*** Records shown

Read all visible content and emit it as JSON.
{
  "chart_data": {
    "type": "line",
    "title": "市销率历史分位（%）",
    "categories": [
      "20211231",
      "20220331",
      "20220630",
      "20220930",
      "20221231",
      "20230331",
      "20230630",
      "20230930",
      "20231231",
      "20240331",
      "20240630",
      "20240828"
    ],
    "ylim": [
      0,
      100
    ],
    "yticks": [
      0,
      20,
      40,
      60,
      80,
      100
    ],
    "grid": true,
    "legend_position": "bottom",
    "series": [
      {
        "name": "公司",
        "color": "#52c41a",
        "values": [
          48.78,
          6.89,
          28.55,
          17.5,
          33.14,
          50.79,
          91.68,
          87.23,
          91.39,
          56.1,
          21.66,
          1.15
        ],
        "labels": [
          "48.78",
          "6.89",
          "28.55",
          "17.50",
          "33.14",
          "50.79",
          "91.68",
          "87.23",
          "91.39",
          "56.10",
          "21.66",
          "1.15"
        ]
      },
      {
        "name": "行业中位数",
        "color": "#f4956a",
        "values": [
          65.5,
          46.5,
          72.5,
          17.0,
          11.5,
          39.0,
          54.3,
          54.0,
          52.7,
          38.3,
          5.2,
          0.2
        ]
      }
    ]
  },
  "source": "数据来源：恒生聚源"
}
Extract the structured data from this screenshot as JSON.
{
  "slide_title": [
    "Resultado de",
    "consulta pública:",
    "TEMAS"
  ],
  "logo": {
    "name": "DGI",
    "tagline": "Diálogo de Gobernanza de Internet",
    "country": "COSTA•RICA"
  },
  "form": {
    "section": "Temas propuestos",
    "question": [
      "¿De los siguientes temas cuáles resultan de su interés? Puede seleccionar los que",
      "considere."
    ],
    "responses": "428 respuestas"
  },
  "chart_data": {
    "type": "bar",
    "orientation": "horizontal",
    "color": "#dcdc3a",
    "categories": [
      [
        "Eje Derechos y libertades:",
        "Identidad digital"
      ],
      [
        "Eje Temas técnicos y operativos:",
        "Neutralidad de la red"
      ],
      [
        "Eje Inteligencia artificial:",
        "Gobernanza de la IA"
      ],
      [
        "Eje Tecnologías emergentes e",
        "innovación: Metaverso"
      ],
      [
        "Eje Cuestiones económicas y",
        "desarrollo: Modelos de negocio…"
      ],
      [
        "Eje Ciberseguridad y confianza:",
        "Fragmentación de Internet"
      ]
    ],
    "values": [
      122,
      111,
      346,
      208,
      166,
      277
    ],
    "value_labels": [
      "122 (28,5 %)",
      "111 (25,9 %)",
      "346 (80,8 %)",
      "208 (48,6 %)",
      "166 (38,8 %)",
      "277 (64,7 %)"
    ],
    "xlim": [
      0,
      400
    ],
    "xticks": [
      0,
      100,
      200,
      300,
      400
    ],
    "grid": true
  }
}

******

• [Exercise brief]: What is the number of lines in the data that hold the string "JSON"? Answer with the number only.

• [Finished answer]: 2